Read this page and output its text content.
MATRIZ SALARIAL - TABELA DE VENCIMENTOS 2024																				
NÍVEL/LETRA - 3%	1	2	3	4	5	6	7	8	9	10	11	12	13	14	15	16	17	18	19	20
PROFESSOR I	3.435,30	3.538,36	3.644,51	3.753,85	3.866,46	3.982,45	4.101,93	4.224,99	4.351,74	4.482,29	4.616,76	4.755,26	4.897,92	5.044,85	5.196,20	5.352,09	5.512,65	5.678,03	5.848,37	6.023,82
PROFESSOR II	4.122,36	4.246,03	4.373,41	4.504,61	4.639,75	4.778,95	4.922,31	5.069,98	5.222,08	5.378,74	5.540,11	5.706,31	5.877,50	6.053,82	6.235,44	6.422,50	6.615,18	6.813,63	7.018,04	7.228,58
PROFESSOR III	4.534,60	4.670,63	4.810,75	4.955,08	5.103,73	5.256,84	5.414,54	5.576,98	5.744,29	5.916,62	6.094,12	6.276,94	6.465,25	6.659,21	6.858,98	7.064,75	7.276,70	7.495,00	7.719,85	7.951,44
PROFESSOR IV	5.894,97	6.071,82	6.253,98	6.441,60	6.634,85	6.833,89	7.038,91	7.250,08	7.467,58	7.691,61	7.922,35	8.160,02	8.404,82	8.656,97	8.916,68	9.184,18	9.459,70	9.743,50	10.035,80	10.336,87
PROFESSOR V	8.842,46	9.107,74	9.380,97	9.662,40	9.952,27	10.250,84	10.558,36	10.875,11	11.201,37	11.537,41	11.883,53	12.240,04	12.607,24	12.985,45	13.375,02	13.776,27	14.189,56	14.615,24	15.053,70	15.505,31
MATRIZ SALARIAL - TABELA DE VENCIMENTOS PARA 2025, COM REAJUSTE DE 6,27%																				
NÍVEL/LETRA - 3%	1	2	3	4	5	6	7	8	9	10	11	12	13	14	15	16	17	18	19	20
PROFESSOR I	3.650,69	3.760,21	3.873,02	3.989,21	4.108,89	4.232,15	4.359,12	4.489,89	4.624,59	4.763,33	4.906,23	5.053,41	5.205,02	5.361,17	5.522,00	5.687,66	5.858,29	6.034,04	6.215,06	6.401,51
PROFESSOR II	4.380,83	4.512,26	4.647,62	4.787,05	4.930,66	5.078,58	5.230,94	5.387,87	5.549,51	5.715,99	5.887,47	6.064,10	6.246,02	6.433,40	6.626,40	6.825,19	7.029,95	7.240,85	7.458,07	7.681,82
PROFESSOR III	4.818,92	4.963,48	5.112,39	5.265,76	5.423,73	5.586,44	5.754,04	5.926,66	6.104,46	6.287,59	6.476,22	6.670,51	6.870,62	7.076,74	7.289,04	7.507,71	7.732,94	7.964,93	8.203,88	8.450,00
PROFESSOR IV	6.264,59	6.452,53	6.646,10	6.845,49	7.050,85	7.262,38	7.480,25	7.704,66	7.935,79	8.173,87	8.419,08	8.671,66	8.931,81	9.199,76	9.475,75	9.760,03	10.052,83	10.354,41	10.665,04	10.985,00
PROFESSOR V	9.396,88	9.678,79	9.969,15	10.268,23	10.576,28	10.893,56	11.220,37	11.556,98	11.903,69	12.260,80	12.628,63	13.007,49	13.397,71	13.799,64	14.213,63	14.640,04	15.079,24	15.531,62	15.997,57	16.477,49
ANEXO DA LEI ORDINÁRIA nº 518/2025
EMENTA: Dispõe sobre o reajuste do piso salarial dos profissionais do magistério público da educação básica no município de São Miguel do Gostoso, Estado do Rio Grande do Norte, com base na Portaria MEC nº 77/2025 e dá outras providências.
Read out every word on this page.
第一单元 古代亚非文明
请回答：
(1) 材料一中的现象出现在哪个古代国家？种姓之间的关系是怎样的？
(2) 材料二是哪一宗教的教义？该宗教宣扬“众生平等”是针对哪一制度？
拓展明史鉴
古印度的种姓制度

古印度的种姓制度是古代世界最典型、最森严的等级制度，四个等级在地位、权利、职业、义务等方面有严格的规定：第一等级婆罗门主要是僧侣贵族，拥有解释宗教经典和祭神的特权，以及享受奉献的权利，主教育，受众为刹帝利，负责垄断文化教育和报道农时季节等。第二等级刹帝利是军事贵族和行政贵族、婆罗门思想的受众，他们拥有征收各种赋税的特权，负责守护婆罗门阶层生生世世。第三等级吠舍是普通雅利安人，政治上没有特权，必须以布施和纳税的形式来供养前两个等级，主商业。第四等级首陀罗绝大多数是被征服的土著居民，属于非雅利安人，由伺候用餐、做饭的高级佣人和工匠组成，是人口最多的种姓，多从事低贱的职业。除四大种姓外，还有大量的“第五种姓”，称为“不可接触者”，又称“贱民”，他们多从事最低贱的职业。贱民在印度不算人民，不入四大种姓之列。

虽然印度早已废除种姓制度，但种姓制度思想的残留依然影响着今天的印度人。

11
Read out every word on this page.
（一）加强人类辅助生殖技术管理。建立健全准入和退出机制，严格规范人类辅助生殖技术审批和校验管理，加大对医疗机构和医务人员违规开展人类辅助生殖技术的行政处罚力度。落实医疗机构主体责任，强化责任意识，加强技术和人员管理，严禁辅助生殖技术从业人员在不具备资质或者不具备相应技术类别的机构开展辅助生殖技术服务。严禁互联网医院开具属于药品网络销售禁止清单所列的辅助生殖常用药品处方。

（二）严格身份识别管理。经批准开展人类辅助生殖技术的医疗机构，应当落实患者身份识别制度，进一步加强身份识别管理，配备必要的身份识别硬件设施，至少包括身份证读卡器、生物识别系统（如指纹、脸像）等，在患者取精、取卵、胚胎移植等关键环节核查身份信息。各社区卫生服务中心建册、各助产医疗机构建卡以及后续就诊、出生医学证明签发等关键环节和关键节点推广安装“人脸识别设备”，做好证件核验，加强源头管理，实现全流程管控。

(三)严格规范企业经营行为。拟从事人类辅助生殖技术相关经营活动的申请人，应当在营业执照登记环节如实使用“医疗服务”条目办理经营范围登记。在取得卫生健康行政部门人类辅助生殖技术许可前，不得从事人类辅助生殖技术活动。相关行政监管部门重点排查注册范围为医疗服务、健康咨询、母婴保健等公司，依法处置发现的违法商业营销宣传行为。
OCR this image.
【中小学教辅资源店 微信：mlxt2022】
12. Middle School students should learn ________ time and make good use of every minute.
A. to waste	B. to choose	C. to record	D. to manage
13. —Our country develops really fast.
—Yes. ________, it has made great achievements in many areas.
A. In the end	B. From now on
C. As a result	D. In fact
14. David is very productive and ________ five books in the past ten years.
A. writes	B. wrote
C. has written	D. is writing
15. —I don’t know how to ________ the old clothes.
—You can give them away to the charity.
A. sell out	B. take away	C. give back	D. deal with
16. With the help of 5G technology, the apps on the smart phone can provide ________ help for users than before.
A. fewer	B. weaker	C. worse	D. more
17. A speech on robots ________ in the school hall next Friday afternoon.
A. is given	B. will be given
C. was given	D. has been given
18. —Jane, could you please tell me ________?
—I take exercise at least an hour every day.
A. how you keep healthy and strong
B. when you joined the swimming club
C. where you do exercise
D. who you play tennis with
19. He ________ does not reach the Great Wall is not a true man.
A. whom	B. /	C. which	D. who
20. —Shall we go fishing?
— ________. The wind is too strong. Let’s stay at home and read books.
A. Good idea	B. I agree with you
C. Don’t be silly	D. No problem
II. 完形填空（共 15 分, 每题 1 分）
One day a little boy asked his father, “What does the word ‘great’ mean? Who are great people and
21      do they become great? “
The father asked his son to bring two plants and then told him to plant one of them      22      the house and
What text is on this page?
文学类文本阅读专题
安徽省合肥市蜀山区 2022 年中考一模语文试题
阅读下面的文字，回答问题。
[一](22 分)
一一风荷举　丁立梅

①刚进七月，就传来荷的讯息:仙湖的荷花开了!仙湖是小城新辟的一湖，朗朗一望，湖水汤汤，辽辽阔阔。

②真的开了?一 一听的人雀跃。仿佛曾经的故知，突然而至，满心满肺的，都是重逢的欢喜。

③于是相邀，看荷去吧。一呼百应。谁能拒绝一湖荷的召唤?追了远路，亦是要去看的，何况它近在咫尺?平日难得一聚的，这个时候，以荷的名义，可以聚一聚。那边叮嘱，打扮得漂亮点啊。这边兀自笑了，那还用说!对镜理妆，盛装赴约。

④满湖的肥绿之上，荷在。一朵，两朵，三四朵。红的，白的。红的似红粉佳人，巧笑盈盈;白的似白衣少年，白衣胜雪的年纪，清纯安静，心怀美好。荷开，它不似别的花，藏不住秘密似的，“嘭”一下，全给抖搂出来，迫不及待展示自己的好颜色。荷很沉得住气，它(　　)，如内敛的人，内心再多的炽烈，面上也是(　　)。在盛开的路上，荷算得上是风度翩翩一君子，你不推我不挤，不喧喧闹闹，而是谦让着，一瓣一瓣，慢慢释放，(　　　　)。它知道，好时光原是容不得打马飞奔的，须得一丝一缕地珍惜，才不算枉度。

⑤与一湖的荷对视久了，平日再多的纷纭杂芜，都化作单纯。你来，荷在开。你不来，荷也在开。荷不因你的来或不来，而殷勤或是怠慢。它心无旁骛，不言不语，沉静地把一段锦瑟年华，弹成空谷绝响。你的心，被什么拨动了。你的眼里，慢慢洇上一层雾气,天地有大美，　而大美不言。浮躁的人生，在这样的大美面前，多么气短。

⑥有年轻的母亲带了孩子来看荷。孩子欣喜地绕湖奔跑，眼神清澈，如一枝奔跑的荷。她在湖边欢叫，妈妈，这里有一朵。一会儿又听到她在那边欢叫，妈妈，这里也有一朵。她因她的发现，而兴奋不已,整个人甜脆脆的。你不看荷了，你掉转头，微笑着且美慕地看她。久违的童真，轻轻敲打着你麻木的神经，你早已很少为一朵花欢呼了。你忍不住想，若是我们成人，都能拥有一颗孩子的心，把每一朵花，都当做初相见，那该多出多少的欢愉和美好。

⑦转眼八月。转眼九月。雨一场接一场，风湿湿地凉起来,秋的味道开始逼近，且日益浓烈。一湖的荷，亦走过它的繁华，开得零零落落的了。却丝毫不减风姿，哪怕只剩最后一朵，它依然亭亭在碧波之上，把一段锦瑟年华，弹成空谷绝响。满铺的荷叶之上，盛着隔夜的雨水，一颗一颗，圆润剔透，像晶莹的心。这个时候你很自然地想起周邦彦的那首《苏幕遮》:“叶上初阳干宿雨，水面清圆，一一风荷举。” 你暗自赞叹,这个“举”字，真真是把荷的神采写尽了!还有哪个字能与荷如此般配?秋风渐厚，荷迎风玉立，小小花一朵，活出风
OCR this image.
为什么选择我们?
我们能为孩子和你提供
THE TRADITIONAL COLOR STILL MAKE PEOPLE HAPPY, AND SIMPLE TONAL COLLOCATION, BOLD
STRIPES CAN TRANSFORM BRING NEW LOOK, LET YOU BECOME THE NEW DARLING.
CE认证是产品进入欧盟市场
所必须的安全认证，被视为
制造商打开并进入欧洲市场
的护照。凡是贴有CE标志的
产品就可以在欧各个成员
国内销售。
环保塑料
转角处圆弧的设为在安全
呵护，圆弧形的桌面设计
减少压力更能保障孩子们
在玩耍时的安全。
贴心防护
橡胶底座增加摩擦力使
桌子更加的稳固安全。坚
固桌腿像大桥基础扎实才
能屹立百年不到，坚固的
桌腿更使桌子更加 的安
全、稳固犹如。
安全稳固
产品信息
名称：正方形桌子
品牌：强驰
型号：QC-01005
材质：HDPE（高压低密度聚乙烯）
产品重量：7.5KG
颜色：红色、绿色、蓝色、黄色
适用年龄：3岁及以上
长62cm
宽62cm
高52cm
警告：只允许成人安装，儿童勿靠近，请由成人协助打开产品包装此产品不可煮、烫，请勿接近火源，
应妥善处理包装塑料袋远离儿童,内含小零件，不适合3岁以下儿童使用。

INSTRUCTION – Extract every line above that contains the word "exercise".

TASK OUTPUT –
—I take exercise at least an hour every day.
C. where you do exercise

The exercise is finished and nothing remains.